Look through the material below and give the number of lines holding "Николаевна", with no other words.

Records about charts and figures
☆ ☆ ☆ ☆

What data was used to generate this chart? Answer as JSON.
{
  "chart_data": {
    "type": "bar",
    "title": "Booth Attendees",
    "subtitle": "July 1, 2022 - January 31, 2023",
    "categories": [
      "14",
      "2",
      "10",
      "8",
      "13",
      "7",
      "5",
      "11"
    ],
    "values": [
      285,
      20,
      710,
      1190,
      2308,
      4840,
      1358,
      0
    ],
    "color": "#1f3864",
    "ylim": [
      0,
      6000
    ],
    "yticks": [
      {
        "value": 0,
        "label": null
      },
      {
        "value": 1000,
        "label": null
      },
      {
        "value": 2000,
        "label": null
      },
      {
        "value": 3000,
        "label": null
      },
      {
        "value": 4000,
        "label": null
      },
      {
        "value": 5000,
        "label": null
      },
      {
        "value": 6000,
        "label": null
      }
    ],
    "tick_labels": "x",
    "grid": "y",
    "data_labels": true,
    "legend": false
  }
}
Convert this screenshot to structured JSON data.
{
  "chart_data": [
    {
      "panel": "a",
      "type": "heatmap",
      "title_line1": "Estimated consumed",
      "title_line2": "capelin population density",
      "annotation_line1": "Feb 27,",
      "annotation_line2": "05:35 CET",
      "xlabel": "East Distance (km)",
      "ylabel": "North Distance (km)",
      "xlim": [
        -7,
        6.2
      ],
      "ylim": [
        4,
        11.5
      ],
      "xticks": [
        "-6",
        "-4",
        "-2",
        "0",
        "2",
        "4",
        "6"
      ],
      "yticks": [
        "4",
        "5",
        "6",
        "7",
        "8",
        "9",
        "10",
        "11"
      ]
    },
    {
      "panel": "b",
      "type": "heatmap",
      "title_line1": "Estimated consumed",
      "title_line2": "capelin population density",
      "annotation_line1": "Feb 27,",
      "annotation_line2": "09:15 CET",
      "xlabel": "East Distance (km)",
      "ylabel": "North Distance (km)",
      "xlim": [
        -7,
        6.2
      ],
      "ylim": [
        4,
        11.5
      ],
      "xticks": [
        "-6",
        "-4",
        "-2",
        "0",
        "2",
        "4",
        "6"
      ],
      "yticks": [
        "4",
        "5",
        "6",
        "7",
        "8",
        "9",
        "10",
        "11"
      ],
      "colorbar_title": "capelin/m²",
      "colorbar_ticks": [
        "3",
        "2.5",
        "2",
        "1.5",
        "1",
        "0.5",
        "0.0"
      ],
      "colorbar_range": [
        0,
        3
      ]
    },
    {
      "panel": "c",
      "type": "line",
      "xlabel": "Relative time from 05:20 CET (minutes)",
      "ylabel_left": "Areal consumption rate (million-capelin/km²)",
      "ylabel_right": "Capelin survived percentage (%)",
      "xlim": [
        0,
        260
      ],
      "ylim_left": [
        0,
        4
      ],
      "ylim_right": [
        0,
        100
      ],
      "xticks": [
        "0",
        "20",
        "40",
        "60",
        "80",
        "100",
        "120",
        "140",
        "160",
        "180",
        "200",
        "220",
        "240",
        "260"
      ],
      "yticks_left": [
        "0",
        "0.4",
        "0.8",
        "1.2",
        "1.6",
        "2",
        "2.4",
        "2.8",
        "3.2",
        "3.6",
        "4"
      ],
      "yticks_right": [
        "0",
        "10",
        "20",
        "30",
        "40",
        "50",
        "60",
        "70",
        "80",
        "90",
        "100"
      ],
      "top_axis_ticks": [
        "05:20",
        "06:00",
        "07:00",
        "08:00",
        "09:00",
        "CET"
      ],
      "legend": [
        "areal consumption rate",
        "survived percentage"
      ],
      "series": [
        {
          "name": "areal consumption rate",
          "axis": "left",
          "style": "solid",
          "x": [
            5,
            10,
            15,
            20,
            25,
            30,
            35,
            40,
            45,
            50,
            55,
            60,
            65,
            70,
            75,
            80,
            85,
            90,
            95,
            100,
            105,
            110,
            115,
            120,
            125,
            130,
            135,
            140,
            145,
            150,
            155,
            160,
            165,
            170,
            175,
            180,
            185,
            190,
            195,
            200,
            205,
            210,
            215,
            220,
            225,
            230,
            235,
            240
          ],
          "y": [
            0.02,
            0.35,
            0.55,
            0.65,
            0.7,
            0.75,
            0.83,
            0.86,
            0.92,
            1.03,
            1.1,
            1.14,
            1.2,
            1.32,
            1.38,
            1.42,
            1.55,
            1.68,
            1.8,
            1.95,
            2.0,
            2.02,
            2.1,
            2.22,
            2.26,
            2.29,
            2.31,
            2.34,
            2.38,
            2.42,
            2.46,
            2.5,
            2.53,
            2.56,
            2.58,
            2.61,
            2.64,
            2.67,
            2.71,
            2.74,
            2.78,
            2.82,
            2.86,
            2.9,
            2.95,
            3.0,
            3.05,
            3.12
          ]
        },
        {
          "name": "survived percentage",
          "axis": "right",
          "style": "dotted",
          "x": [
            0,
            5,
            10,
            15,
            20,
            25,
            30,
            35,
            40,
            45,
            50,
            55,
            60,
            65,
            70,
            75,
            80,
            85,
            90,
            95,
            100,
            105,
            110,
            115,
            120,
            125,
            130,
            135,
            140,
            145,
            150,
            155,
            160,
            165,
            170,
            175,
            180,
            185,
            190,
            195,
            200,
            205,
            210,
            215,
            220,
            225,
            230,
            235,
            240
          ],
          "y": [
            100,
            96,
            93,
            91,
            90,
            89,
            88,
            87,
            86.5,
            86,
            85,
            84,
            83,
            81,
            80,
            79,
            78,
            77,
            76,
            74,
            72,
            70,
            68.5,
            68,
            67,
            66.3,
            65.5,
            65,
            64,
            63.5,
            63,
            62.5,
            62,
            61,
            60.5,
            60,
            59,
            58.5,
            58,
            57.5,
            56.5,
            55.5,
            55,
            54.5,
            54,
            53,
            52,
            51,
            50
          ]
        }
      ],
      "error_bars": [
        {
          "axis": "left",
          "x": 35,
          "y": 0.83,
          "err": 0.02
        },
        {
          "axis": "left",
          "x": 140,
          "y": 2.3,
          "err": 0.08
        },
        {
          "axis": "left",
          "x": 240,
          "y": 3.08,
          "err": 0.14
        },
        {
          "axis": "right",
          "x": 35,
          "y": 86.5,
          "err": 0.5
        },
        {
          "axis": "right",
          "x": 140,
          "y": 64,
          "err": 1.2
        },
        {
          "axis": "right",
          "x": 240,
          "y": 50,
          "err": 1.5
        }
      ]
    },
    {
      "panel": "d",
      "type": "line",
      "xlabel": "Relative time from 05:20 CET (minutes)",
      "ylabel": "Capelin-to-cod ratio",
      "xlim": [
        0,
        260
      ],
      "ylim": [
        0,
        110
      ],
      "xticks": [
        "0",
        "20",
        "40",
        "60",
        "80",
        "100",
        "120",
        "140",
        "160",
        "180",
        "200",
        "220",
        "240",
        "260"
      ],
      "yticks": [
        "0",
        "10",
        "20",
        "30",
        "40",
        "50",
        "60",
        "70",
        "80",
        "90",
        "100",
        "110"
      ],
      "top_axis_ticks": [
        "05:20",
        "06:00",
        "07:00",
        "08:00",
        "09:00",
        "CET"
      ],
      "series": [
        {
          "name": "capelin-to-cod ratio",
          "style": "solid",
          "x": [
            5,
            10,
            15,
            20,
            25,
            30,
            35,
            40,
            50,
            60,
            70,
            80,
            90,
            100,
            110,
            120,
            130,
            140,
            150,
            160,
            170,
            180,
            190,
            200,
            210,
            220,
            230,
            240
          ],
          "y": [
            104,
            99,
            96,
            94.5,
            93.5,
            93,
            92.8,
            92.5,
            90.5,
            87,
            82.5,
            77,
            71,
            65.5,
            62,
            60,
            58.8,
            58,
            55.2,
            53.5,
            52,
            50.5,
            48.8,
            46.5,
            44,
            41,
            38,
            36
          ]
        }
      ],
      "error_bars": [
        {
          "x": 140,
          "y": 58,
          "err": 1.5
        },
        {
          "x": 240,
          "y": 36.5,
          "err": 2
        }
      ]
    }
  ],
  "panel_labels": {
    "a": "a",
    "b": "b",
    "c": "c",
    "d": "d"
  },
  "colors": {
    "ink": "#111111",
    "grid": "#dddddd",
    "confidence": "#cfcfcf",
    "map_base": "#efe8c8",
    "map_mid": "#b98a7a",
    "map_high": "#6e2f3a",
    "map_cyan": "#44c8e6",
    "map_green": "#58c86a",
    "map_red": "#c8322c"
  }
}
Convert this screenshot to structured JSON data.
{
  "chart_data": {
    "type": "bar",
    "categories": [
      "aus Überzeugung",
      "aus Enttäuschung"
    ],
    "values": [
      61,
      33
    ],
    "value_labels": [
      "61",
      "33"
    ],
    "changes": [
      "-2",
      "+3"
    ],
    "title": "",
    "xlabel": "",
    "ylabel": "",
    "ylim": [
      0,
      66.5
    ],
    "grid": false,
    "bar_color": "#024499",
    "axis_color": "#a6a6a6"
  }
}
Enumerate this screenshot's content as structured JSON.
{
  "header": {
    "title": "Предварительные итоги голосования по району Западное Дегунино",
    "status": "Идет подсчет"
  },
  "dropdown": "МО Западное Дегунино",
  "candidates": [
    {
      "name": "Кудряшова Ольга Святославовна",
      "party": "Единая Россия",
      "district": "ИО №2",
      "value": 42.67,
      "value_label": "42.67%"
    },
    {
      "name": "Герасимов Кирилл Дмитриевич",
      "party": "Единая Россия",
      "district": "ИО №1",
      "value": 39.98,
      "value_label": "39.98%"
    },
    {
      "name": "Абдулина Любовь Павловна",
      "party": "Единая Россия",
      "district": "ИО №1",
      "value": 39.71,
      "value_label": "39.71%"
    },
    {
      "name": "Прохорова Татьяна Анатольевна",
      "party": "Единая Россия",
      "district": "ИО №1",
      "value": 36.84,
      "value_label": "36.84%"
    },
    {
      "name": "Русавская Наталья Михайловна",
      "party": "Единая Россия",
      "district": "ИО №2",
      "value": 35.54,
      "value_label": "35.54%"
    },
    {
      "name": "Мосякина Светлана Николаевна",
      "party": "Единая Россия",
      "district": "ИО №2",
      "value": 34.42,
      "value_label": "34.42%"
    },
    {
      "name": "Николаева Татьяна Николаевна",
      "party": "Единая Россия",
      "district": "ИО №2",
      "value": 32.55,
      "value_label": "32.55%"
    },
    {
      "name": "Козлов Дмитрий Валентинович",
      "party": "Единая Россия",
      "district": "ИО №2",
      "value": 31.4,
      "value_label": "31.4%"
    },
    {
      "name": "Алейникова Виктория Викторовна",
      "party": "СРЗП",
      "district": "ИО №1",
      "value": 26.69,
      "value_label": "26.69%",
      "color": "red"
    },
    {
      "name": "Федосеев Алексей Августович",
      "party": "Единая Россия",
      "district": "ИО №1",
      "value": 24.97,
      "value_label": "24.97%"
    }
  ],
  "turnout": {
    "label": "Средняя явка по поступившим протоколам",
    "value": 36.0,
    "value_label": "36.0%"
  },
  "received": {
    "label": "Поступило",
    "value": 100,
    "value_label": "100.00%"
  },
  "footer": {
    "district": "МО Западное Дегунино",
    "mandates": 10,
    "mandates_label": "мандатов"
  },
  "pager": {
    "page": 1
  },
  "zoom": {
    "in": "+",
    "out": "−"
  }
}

☆ ☆ ☆ ☆

RESPONSE TO THE EXERCISE> 2